Written request —
Format every line of the items below as a JSON list of strings, one string per line, leaving out blank lines and the pictures.

Excerpted data —
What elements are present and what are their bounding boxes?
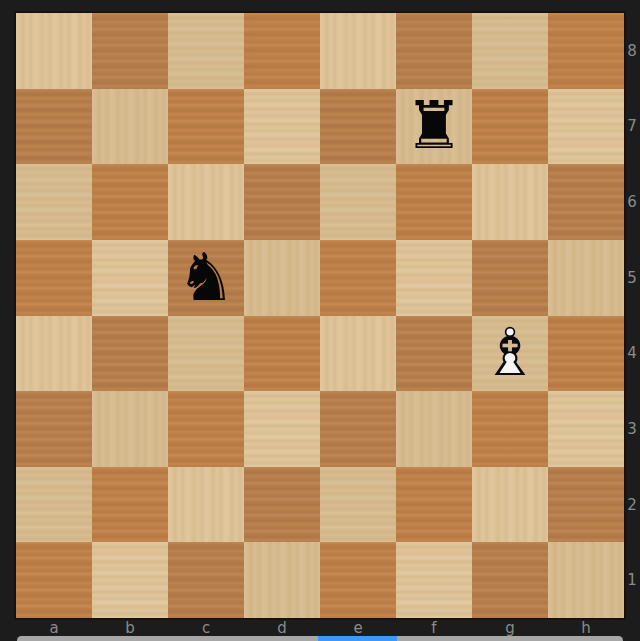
board-square[interactable] [168,316,244,392]
rank-label: 7 [624,89,640,165]
board-square[interactable] [92,240,168,316]
board-square[interactable] [92,89,168,165]
board-square[interactable] [548,13,624,89]
board-square[interactable] [548,542,624,618]
board-square[interactable] [244,89,320,165]
board-square[interactable] [92,467,168,543]
scrollbar-thumb[interactable] [318,636,397,641]
board-square[interactable] [472,542,548,618]
board-square[interactable] [92,391,168,467]
file-label: e [320,618,396,637]
board-square[interactable] [244,240,320,316]
board-square[interactable] [472,240,548,316]
board-square[interactable] [320,542,396,618]
board-square[interactable] [548,391,624,467]
board-square[interactable] [548,240,624,316]
rank-label: 1 [624,542,640,618]
board-square[interactable] [92,542,168,618]
board-square[interactable] [396,13,472,89]
board-square[interactable] [244,542,320,618]
board-square[interactable] [168,391,244,467]
board-square[interactable] [244,13,320,89]
board-square[interactable] [548,467,624,543]
white-bishop-outline: ♗ [480,320,539,386]
board-square[interactable]: ♜ [396,89,472,165]
rank-label: 3 [624,391,640,467]
board-square[interactable] [472,467,548,543]
board-square[interactable] [396,542,472,618]
board-square[interactable] [16,391,92,467]
board-square[interactable] [396,467,472,543]
board-square[interactable] [16,467,92,543]
board-square[interactable] [320,316,396,392]
board-square[interactable] [244,467,320,543]
piece-white-bishop[interactable]: ♝♗ [472,316,548,392]
board-square[interactable] [16,240,92,316]
board-square[interactable] [320,13,396,89]
board-square[interactable] [92,13,168,89]
board-square[interactable] [320,240,396,316]
board-square[interactable] [16,542,92,618]
board-square[interactable] [168,13,244,89]
board-square[interactable] [320,89,396,165]
board-square[interactable] [472,13,548,89]
board-square[interactable] [472,391,548,467]
rank-label: 4 [624,316,640,392]
board-square[interactable] [168,542,244,618]
piece-black-knight[interactable]: ♞ [168,240,244,316]
board-square[interactable] [396,240,472,316]
board-square[interactable] [168,467,244,543]
board-square[interactable] [16,13,92,89]
rank-label: 2 [624,467,640,543]
board-square[interactable] [244,316,320,392]
board-square[interactable] [548,89,624,165]
board-square[interactable] [396,391,472,467]
chess-board: ♜♞♝♗ [16,13,624,618]
rank-label: 5 [624,240,640,316]
board-square[interactable] [472,164,548,240]
board-square[interactable] [168,89,244,165]
board-square[interactable] [548,316,624,392]
board-square[interactable] [92,316,168,392]
rank-label: 6 [624,164,640,240]
file-label: d [244,618,320,637]
file-label: b [92,618,168,637]
board-square[interactable]: ♞ [168,240,244,316]
board-square[interactable]: ♝♗ [472,316,548,392]
board-square[interactable] [168,164,244,240]
file-labels: abcdefgh [16,618,624,637]
board-square[interactable] [92,164,168,240]
board-square[interactable] [396,316,472,392]
piece-black-rook[interactable]: ♜ [396,89,472,165]
page-background: ♜♞♝♗ 87654321 abcdefgh [0,0,640,641]
board-square[interactable] [472,89,548,165]
board-square[interactable] [320,391,396,467]
board-square[interactable] [244,391,320,467]
board-square[interactable] [548,164,624,240]
horizontal-scrollbar[interactable] [17,636,623,641]
board-square[interactable] [244,164,320,240]
rank-labels: 87654321 [624,13,640,618]
board-square[interactable] [396,164,472,240]
board-square[interactable] [320,467,396,543]
board-square[interactable] [16,316,92,392]
file-label: a [16,618,92,637]
board-square[interactable] [16,164,92,240]
rank-label: 8 [624,13,640,89]
file-label: g [472,618,548,637]
file-label: f [396,618,472,637]
file-label: c [168,618,244,637]
file-label: h [548,618,624,637]
board-square[interactable] [16,89,92,165]
board-square[interactable] [320,164,396,240]
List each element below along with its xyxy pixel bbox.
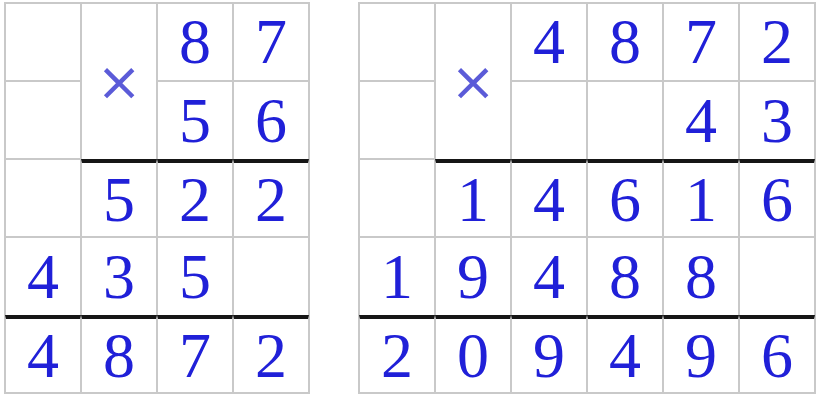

Output of the exercise —
[
  "What elements are present and what are their bounding boxes?",
  "board-square[interactable] [168,316,244,392]",
  "rank-label: 7 [624,89,640,165]",
  "board-square[interactable] [92,240,168,316]",
  "board-square[interactable] [92,89,168,165]",
  "board-square[interactable] [548,13,624,89]",
  "board-square[interactable] [548,542,624,618]",
  "board-square[interactable] [244,89,320,165]",
  "board-square[interactable] [92,467,168,543]",
  "scrollbar-thumb[interactable] [318,636,397,641]",
  "board-square[interactable] [472,542,548,618]",
  "board-square[interactable] [92,391,168,467]",
  "file-label: e [320,618,396,637]",
  "board-square[interactable] [244,240,320,316]",
  "board-square[interactable] [472,240,548,316]",
  "board-square[interactable] [320,542,396,618]",
  "board-square[interactable] [548,391,624,467]",
  "board-square[interactable] [548,240,624,316]",
  "rank-label: 1 [624,542,640,618]",
  "board-square[interactable] [92,542,168,618]",
  "board-square[interactable] [396,13,472,89]",
  "board-square[interactable] [244,542,320,618]",
  "board-square[interactable] [168,391,244,467]",
  "board-square[interactable] [244,13,320,89]",
  "board-square[interactable] [548,467,624,543]",
  "white-bishop-outline: ♗ [480,320,539,386]",
  "board-square[interactable]: ♜ [396,89,472,165]",
  "rank-label: 3 [624,391,640,467]",
  "board-square[interactable] [472,467,548,543]",
  "board-square[interactable] [396,542,472,618]",
  "board-square[interactable] [16,391,92,467]",
  "board-square[interactable] [396,467,472,543]",
  "board-square[interactable] [16,467,92,543]",
  "board-square[interactable] [320,316,396,392]",
  "board-square[interactable] [244,467,320,543]",
  "piece-white-bishop[interactable]: ♝♗ [472,316,548,392]",
  "board-square[interactable] [16,240,92,316]",
  "board-square[interactable] [320,13,396,89]",
  "board-square[interactable] [92,13,168,89]",
  "board-square[interactable] [320,240,396,316]",
  "board-square[interactable] [16,542,92,618]",
  "board-square[interactable] [168,13,244,89]",
  "board-square[interactable] [320,89,396,165]",
  "board-square[interactable] [472,13,548,89]",
  "board-square[interactable] [472,391,548,467]",
  "rank-label: 4 [624,316,640,392]",
  "board-square[interactable] [168,542,244,618]",
  "piece-black-knight[interactable]: ♞ [168,240,244,316]",
  "board-square[interactable] [396,240,472,316]",
  "board-square[interactable] [168,467,244,543]",
  "board-square[interactable] [16,13,92,89]",
  "rank-label: 2 [624,467,640,543]",
  "board-square[interactable] [244,316,320,392]",
  "board-square[interactable] [548,89,624,165]",
  "board-square[interactable] [396,391,472,467]",
  "chess-board: ♜♞♝♗ [16,13,624,618]",
  "rank-label: 5 [624,240,640,316]",
  "board-square[interactable] [472,164,548,240]",
  "board-square[interactable] [168,89,244,165]",
  "board-square[interactable] [548,316,624,392]",
  "board-square[interactable] [92,316,168,392]",
  "rank-label: 6 [624,164,640,240]",
  "file-label: d [244,618,320,637]",
  "file-label: b [92,618,168,637]",
  "board-square[interactable]: ♞ [168,240,244,316]",
  "board-square[interactable]: ♝♗ [472,316,548,392]",
  "board-square[interactable] [168,164,244,240]",
  "file-labels: abcdefgh [16,618,624,637]",
  "board-square[interactable] [92,164,168,240]",
  "board-square[interactable] [396,316,472,392]",
  "piece-black-rook[interactable]: ♜ [396,89,472,165]",
  "page-background: ♜♞♝♗ 87654321 abcdefgh [0,0,640,641]",
  "board-square[interactable] [472,89,548,165]",
  "board-square[interactable] [320,391,396,467]",
  "board-square[interactable] [244,391,320,467]",
  "board-square[interactable] [548,164,624,240]",
  "horizontal-scrollbar[interactable] [17,636,623,641]",
  "board-square[interactable] [244,164,320,240]",
  "rank-labels: 87654321 [624,13,640,618]",
  "board-square[interactable] [396,164,472,240]",
  "board-square[interactable] [320,467,396,543]",
  "board-square[interactable] [16,316,92,392]",
  "file-label: a [16,618,92,637]",
  "board-square[interactable] [16,164,92,240]",
  "rank-label: 8 [624,13,640,89]",
  "file-label: g [472,618,548,637]",
  "file-label: f [396,618,472,637]",
  "file-label: c [168,618,244,637]",
  "file-label: h [548,618,624,637]",
  "board-square[interactable] [16,89,92,165]",
  "board-square[interactable] [320,164,396,240]",
  "List each element below along with its xyxy pixel bbox."
]